• **Dataset rows**:
╔══

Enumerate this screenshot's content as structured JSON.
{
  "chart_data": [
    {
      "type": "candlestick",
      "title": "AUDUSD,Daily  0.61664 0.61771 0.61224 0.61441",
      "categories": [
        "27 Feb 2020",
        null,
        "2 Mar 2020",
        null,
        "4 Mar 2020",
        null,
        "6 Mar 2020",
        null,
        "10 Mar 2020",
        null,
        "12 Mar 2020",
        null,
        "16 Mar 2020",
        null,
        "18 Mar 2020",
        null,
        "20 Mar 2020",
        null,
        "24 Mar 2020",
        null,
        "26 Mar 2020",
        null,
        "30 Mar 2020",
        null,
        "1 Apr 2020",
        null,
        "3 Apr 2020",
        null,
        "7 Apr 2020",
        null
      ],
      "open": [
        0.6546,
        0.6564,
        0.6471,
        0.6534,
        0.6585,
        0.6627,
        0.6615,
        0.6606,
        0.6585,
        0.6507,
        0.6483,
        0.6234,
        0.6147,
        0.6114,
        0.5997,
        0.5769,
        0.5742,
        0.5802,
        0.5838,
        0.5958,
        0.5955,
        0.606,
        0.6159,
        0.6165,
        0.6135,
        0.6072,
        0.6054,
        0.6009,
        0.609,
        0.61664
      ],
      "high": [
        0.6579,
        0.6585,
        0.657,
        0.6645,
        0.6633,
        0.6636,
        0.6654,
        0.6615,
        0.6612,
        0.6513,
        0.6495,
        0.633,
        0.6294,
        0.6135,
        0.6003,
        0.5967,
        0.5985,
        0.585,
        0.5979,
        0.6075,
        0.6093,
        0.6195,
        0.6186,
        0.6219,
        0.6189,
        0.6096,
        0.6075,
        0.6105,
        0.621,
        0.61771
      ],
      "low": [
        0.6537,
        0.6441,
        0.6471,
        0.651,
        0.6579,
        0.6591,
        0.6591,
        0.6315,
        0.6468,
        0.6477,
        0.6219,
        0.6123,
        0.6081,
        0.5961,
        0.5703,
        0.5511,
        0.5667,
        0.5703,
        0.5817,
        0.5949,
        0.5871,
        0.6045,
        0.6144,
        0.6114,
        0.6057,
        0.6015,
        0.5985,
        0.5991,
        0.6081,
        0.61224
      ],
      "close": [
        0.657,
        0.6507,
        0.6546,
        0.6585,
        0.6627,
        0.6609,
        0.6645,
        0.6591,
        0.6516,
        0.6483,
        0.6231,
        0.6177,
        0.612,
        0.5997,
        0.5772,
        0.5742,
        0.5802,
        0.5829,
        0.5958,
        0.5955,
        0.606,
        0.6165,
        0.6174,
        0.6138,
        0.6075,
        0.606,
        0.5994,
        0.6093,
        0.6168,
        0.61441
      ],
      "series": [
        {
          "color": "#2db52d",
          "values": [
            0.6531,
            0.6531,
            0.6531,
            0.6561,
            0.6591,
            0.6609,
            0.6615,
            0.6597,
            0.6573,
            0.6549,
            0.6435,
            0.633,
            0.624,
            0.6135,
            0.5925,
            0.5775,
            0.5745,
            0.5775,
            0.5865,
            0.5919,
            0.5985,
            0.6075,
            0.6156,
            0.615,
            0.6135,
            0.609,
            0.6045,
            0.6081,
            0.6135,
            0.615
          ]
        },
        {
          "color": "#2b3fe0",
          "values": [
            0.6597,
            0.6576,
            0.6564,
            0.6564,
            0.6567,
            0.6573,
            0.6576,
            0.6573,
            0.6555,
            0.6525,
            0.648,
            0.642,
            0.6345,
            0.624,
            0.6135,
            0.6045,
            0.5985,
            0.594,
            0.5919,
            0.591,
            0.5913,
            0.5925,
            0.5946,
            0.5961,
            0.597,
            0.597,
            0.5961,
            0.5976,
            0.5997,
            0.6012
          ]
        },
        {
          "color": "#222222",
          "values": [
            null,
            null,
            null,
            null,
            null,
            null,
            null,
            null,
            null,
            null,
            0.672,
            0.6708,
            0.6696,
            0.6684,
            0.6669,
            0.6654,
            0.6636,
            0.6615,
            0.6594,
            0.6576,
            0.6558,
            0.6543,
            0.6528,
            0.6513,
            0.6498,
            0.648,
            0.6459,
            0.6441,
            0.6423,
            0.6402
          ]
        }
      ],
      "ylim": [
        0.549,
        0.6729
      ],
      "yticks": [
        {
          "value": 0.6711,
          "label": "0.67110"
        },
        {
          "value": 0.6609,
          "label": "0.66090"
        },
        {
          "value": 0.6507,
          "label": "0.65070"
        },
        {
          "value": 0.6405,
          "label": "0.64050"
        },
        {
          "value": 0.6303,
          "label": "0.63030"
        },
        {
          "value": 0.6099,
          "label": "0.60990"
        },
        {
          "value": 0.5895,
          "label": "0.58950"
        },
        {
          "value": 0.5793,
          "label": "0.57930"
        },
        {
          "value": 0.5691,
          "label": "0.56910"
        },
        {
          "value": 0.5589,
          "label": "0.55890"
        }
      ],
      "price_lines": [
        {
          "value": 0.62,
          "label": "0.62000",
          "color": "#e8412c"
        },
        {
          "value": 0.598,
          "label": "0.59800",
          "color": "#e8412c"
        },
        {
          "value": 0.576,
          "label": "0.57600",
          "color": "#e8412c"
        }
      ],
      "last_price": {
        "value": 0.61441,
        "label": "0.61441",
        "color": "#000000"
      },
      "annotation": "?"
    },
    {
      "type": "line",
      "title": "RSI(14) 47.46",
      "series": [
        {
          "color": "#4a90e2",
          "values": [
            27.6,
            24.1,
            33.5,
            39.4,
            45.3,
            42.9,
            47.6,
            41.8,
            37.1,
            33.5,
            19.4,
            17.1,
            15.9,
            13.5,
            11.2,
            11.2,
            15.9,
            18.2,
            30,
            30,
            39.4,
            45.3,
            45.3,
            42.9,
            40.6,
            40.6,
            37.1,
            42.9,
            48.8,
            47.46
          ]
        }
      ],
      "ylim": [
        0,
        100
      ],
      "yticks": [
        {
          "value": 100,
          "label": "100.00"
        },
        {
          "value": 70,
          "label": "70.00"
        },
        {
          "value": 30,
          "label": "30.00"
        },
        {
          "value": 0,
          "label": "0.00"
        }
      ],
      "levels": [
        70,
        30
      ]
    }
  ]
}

╚══

Lines that include the word "title" — how many are there in the data? Answer with the number alone.

• **Task output**: 2